(Rows from a figure dataset)

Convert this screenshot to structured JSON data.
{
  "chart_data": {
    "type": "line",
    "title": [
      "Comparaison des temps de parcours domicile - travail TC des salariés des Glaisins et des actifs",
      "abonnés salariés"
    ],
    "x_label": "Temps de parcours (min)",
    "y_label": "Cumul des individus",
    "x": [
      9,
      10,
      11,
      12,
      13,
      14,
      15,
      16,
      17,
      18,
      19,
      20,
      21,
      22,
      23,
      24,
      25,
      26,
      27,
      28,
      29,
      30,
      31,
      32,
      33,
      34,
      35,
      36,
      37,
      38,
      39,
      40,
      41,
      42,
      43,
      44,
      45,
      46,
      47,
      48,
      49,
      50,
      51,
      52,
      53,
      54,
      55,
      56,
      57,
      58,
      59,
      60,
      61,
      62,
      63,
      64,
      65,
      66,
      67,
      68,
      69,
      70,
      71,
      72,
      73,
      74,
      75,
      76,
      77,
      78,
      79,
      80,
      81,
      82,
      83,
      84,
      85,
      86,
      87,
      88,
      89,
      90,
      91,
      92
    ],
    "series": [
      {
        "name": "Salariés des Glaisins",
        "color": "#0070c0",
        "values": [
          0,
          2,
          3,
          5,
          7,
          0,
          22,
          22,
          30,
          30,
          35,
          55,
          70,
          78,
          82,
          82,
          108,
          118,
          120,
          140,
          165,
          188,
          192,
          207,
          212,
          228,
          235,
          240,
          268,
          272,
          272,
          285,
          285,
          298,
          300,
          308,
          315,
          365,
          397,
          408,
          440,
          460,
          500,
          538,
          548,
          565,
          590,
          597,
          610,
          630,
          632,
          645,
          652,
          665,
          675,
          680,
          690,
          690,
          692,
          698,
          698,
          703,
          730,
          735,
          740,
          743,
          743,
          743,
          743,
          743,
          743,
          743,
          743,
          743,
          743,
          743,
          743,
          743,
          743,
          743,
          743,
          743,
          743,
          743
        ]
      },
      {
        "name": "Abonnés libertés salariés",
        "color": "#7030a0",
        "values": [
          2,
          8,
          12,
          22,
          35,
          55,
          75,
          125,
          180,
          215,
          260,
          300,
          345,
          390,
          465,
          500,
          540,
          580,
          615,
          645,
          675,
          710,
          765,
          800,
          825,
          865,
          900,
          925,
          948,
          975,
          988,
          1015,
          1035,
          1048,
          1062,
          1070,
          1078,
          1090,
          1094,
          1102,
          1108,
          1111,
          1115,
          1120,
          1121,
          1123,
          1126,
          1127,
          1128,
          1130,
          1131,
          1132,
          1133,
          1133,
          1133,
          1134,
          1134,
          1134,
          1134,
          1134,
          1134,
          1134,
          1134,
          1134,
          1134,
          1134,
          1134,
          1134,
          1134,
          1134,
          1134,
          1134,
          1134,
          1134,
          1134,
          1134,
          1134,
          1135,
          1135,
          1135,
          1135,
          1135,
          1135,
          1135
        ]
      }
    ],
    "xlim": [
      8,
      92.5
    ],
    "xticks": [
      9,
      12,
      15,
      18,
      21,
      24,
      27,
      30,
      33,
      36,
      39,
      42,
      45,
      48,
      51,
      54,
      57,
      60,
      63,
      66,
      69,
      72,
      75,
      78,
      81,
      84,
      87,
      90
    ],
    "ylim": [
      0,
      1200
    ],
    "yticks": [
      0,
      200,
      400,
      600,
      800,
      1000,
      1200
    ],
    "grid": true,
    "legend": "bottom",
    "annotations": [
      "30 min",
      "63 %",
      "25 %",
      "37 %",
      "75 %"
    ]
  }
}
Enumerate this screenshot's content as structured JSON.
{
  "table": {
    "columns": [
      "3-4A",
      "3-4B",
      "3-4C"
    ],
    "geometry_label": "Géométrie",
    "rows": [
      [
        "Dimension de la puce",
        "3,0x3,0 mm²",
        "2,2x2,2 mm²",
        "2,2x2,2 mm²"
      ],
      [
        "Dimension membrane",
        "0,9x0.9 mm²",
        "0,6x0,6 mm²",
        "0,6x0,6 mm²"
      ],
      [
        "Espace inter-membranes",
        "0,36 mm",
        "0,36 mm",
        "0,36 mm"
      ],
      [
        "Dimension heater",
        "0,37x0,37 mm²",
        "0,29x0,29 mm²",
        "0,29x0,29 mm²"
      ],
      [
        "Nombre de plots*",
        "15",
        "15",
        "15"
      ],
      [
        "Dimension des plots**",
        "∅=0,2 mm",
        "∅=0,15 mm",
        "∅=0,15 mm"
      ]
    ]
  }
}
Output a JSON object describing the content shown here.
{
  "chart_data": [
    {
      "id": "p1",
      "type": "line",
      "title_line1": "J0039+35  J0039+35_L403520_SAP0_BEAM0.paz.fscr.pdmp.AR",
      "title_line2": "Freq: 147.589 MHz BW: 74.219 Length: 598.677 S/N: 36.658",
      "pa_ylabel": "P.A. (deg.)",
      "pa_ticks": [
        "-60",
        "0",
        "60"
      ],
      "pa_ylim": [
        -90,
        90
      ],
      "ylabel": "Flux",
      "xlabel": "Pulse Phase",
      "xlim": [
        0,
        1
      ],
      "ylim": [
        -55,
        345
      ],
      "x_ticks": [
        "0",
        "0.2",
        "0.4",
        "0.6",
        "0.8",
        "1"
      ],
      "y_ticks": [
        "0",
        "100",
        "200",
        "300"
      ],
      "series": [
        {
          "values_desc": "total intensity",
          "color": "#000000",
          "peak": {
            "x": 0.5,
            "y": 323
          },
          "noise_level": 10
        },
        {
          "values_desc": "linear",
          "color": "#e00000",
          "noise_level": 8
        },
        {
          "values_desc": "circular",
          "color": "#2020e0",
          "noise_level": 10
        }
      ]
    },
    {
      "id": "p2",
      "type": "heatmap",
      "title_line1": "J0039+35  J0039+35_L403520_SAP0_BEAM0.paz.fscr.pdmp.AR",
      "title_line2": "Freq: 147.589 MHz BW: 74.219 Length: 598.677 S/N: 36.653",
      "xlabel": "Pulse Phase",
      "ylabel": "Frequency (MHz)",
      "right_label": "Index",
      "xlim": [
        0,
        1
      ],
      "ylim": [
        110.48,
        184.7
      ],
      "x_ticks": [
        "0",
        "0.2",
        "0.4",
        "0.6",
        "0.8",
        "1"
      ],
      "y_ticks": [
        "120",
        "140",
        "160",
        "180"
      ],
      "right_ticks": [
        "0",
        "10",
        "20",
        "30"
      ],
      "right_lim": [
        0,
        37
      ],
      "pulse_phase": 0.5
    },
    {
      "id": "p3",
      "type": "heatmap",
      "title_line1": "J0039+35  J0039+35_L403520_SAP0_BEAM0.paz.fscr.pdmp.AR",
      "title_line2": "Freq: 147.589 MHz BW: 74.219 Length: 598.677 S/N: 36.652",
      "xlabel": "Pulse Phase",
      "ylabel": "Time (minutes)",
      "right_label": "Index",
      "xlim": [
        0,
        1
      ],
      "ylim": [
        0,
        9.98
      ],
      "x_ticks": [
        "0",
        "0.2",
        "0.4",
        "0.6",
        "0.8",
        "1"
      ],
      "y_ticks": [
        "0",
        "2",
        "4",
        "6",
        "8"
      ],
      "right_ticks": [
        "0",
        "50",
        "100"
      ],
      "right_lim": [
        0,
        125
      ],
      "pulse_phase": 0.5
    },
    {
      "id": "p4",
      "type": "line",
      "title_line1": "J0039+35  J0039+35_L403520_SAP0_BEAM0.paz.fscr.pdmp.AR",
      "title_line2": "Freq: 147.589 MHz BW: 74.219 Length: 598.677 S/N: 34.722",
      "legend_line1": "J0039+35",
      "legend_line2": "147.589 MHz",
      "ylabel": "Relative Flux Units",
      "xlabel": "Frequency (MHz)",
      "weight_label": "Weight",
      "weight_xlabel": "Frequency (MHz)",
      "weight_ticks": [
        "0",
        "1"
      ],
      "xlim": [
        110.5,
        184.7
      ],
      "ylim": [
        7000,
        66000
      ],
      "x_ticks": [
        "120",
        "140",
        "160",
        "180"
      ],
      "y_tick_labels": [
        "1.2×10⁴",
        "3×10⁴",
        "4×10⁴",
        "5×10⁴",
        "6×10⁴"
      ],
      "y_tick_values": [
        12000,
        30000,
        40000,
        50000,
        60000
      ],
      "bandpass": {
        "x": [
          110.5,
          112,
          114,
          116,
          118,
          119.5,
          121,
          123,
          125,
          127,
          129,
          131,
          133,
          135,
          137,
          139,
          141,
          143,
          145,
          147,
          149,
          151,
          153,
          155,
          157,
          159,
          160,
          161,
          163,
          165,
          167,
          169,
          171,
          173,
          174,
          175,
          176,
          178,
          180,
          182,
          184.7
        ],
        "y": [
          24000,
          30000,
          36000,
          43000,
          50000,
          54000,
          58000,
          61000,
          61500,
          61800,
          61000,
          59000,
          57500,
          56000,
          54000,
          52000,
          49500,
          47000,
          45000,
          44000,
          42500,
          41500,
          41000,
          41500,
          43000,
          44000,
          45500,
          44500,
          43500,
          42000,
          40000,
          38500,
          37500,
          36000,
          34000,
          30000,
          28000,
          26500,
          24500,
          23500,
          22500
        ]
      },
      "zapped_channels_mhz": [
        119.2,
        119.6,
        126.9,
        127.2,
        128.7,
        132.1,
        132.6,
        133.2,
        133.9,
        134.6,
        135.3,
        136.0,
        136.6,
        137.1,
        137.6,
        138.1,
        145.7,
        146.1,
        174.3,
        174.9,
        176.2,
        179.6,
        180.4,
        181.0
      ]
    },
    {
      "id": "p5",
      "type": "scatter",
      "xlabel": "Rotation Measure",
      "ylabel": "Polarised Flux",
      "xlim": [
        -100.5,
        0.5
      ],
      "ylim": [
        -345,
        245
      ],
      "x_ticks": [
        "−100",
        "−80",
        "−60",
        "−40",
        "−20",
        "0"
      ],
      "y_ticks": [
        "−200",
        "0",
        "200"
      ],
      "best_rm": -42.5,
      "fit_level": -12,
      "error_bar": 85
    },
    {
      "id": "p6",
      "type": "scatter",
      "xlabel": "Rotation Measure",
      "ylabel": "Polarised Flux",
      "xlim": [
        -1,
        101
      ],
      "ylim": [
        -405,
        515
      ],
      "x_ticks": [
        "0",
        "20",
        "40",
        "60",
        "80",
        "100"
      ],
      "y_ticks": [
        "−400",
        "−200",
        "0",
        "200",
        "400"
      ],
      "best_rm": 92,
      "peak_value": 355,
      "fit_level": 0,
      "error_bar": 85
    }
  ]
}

__Given task__: Look through the data above. Copy every line with the string "Glaisins" in it.

__Solution to the problem__:
      "Comparaison des temps de parcours domicile - travail TC des salariés des Glaisins et des actifs",
        "name": "Salariés des Glaisins",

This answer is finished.